■ **TASK DETAILS**
Format the part of the records that opens at the very start and closes with the line containing "plan-size: 600MB xyxy=(143,427,233,457)" as a JSON list of strings, one per line, leaving out blank lines.

— START OF RAW DATA —

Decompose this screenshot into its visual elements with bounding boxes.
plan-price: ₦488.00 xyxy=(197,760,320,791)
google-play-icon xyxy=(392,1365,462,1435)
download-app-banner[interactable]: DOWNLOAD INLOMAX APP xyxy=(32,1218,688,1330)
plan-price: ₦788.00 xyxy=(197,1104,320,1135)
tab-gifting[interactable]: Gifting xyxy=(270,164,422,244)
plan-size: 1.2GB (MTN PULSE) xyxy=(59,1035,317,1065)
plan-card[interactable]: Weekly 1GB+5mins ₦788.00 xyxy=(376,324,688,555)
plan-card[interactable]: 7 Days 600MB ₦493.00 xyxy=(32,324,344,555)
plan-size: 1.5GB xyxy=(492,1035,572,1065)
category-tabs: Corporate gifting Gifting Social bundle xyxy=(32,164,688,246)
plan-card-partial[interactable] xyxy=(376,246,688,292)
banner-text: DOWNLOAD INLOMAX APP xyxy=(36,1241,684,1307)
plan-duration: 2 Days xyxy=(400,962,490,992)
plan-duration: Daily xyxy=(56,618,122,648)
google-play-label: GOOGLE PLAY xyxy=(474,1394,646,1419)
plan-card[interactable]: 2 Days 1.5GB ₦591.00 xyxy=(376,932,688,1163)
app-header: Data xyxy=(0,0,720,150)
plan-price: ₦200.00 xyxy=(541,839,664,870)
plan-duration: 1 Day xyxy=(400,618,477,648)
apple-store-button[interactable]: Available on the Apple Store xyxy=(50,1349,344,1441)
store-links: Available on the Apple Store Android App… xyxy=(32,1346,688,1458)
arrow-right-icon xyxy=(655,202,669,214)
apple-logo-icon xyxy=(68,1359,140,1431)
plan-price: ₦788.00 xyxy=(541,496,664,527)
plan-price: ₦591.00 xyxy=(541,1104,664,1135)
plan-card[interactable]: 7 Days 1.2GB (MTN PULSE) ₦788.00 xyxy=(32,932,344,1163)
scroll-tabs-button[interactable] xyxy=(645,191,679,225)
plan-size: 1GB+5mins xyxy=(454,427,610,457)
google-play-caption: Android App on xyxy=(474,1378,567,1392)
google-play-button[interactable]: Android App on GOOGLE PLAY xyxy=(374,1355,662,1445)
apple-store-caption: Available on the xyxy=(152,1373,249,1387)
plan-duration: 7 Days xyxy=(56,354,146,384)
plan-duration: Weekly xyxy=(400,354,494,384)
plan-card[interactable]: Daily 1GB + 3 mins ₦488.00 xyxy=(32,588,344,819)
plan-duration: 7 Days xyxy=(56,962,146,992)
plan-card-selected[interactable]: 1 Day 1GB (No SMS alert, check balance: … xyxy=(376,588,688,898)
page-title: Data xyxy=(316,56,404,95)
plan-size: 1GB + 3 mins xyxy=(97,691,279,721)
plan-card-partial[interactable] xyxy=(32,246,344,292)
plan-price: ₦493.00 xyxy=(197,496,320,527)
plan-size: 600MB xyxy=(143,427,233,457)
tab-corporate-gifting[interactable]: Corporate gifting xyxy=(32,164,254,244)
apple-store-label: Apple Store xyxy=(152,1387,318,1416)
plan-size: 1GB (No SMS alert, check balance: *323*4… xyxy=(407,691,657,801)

— END OF RAW DATA —

■ **SOLUTION**
[
  "Decompose this screenshot into its visual elements with bounding boxes.",
  "plan-price: ₦488.00 xyxy=(197,760,320,791)",
  "google-play-icon xyxy=(392,1365,462,1435)",
  "download-app-banner[interactable]: DOWNLOAD INLOMAX APP xyxy=(32,1218,688,1330)",
  "plan-price: ₦788.00 xyxy=(197,1104,320,1135)",
  "tab-gifting[interactable]: Gifting xyxy=(270,164,422,244)",
  "plan-size: 1.2GB (MTN PULSE) xyxy=(59,1035,317,1065)",
  "plan-card[interactable]: Weekly 1GB+5mins ₦788.00 xyxy=(376,324,688,555)",
  "plan-card[interactable]: 7 Days 600MB ₦493.00 xyxy=(32,324,344,555)",
  "plan-size: 1.5GB xyxy=(492,1035,572,1065)",
  "category-tabs: Corporate gifting Gifting Social bundle xyxy=(32,164,688,246)",
  "plan-card-partial[interactable] xyxy=(376,246,688,292)",
  "banner-text: DOWNLOAD INLOMAX APP xyxy=(36,1241,684,1307)",
  "plan-duration: 2 Days xyxy=(400,962,490,992)",
  "plan-duration: Daily xyxy=(56,618,122,648)",
  "google-play-label: GOOGLE PLAY xyxy=(474,1394,646,1419)",
  "plan-card[interactable]: 2 Days 1.5GB ₦591.00 xyxy=(376,932,688,1163)",
  "app-header: Data xyxy=(0,0,720,150)",
  "plan-price: ₦200.00 xyxy=(541,839,664,870)",
  "plan-duration: 1 Day xyxy=(400,618,477,648)",
  "apple-store-button[interactable]: Available on the Apple Store xyxy=(50,1349,344,1441)",
  "store-links: Available on the Apple Store Android App… xyxy=(32,1346,688,1458)",
  "arrow-right-icon xyxy=(655,202,669,214)",
  "apple-logo-icon xyxy=(68,1359,140,1431)",
  "plan-price: ₦788.00 xyxy=(541,496,664,527)",
  "plan-price: ₦591.00 xyxy=(541,1104,664,1135)",
  "plan-card[interactable]: 7 Days 1.2GB (MTN PULSE) ₦788.00 xyxy=(32,932,344,1163)",
  "scroll-tabs-button[interactable] xyxy=(645,191,679,225)",
  "plan-size: 1GB+5mins xyxy=(454,427,610,457)",
  "google-play-caption: Android App on xyxy=(474,1378,567,1392)",
  "google-play-button[interactable]: Android App on GOOGLE PLAY xyxy=(374,1355,662,1445)",
  "apple-store-caption: Available on the xyxy=(152,1373,249,1387)",
  "plan-duration: 7 Days xyxy=(56,354,146,384)",
  "plan-duration: Weekly xyxy=(400,354,494,384)",
  "plan-card[interactable]: Daily 1GB + 3 mins ₦488.00 xyxy=(32,588,344,819)",
  "plan-duration: 7 Days xyxy=(56,962,146,992)",
  "plan-card-selected[interactable]: 1 Day 1GB (No SMS alert, check balance: … xyxy=(376,588,688,898)",
  "page-title: Data xyxy=(316,56,404,95)",
  "plan-size: 1GB + 3 mins xyxy=(97,691,279,721)",
  "plan-card-partial[interactable] xyxy=(32,246,344,292)",
  "plan-price: ₦493.00 xyxy=(197,496,320,527)",
  "plan-size: 600MB xyxy=(143,427,233,457)"
]